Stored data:
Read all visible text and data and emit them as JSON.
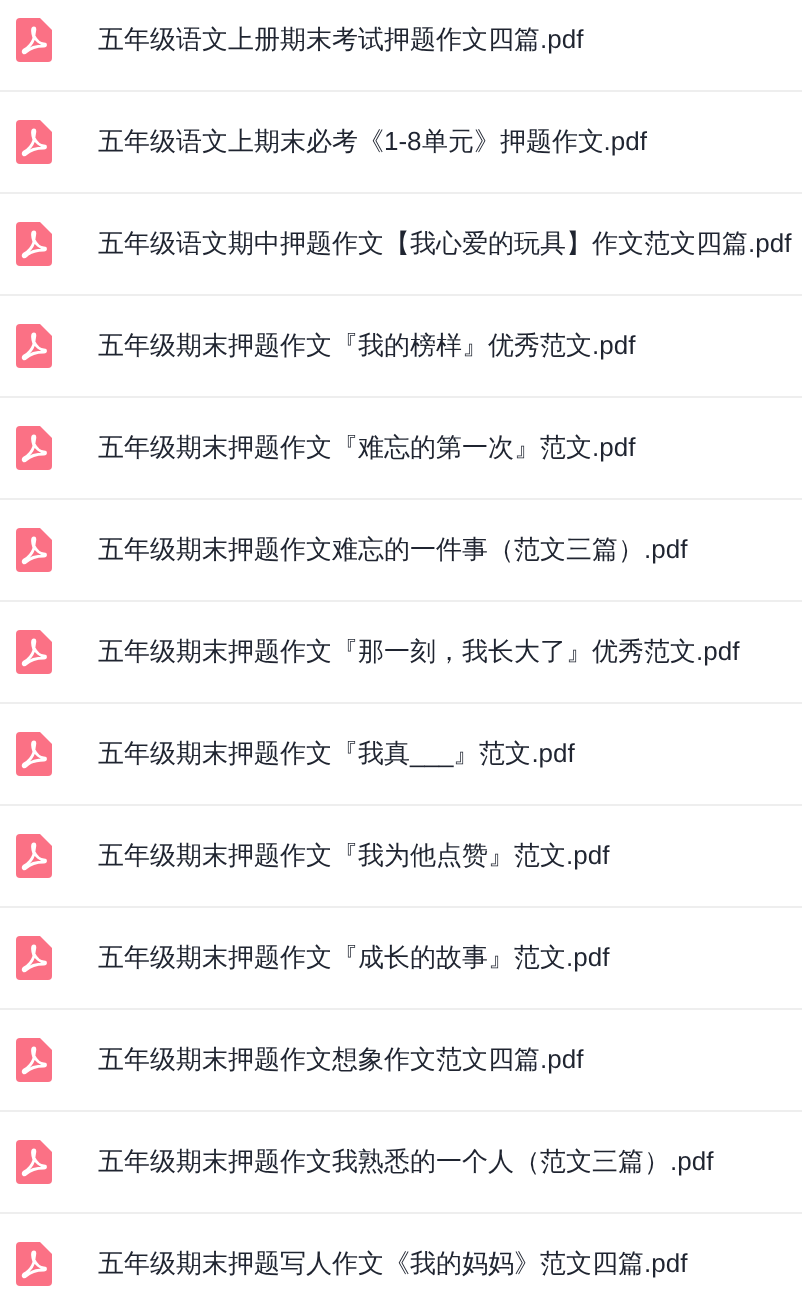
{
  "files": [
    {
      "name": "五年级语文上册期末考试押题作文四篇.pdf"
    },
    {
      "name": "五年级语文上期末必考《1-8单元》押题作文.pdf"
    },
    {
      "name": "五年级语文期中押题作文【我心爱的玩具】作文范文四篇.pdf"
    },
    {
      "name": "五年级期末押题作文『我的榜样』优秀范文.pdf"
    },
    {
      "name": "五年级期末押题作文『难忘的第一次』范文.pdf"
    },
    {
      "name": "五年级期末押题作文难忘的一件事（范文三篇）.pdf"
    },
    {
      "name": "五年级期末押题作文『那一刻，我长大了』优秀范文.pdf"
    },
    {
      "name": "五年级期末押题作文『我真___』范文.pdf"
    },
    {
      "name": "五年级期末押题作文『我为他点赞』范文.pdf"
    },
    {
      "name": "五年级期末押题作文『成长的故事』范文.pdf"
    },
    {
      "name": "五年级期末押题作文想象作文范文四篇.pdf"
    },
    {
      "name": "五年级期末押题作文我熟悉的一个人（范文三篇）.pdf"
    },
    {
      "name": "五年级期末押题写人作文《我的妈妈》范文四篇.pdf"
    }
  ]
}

==

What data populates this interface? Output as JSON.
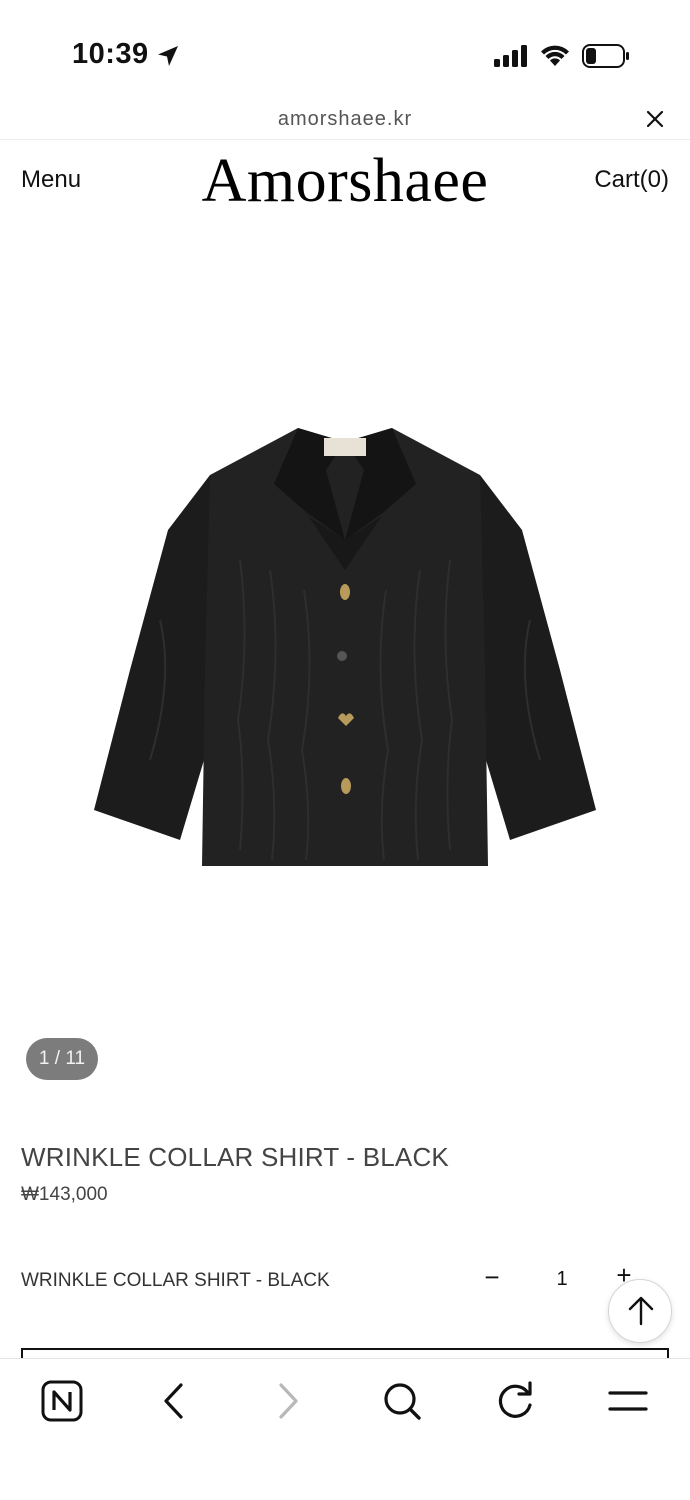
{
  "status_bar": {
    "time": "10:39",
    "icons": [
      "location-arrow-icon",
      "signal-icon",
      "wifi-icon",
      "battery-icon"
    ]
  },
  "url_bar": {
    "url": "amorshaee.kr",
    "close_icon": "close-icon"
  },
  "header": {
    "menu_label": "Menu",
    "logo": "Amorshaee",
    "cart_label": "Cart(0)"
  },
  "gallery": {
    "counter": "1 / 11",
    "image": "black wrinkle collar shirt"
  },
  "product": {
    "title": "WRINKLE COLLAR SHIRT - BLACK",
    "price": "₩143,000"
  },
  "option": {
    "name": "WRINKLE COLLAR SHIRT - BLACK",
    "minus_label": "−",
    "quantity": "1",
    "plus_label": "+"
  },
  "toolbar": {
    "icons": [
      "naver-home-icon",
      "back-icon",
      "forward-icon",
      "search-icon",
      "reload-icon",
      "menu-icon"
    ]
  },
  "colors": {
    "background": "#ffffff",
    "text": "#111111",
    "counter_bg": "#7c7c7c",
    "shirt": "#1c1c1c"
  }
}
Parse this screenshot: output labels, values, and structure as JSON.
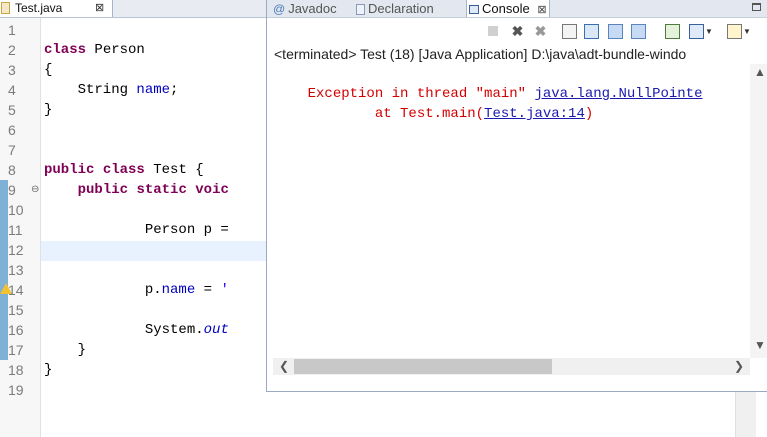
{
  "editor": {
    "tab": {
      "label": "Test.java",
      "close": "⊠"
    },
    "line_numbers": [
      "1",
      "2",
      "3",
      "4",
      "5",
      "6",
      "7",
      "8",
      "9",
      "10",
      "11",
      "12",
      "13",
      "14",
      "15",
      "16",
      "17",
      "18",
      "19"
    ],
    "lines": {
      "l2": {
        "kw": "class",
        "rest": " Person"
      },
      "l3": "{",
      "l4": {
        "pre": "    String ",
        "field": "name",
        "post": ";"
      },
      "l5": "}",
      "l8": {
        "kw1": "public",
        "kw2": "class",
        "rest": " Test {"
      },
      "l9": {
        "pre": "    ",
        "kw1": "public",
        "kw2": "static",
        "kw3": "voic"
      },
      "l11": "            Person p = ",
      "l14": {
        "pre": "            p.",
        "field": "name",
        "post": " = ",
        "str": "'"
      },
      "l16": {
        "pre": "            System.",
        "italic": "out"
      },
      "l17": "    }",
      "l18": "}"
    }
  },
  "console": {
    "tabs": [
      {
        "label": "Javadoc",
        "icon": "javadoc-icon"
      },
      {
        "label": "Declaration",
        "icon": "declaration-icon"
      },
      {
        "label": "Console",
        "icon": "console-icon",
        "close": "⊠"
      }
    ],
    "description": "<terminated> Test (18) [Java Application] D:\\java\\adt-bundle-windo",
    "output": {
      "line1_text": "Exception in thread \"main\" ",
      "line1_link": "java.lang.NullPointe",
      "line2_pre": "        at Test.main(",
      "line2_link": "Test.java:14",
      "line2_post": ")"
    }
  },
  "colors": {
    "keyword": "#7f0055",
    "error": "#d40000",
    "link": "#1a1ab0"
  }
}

* * *

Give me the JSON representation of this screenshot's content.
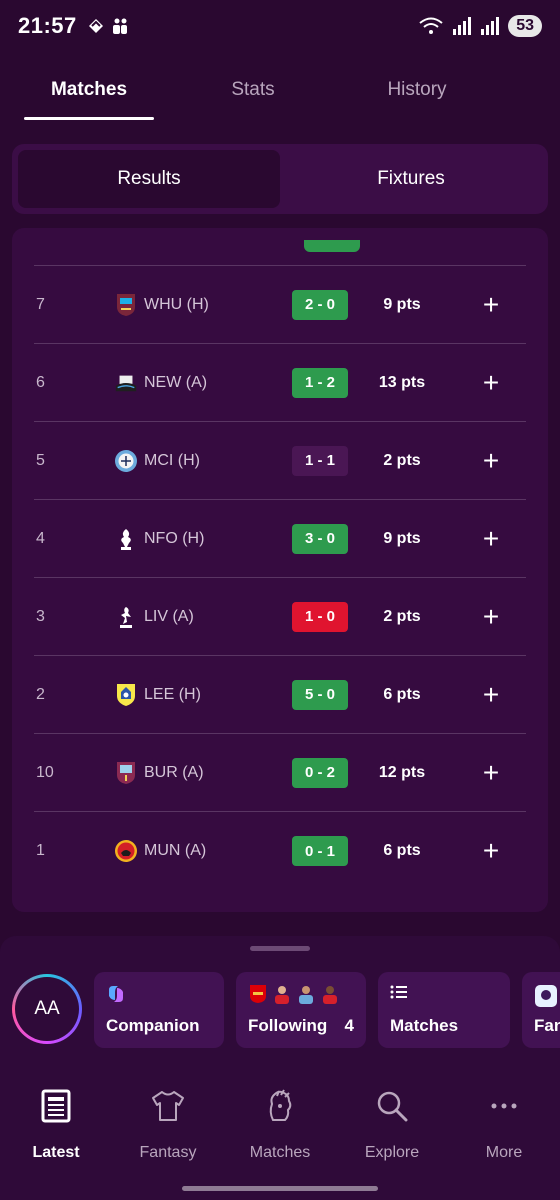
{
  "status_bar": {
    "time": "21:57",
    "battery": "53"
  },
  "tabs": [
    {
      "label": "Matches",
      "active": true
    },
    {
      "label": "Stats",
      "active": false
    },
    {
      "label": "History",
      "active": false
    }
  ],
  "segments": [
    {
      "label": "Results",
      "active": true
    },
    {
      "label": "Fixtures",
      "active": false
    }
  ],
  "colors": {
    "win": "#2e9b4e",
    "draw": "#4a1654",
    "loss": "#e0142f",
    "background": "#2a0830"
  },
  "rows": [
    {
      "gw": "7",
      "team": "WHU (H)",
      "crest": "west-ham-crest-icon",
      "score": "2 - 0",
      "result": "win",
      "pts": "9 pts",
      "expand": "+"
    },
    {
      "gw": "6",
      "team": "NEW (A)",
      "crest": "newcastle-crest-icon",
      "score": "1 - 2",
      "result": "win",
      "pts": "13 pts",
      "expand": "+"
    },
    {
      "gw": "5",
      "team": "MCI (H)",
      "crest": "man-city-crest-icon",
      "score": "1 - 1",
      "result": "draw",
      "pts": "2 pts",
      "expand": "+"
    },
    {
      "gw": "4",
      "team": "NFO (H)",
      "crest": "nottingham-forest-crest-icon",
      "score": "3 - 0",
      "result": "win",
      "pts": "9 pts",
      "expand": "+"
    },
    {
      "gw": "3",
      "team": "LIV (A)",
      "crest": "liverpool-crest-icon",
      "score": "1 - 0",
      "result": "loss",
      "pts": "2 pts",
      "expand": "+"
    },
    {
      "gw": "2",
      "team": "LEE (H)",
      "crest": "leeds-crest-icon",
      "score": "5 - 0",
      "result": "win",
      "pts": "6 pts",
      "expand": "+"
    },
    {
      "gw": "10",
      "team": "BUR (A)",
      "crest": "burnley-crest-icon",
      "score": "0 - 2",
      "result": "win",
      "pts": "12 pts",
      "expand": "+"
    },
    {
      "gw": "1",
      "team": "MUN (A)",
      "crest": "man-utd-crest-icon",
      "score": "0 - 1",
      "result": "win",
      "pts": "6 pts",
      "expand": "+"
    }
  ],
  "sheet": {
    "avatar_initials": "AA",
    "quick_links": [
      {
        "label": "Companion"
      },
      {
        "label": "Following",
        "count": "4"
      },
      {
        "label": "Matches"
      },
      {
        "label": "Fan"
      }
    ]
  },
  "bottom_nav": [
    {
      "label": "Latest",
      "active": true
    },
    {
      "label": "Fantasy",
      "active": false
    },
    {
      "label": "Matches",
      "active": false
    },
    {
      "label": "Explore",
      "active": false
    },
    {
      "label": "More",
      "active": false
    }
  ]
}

EXERCISE:
Each line containing "JSON" counts once; state the total number of such lines and nothing else.

THE RESPONSE:
4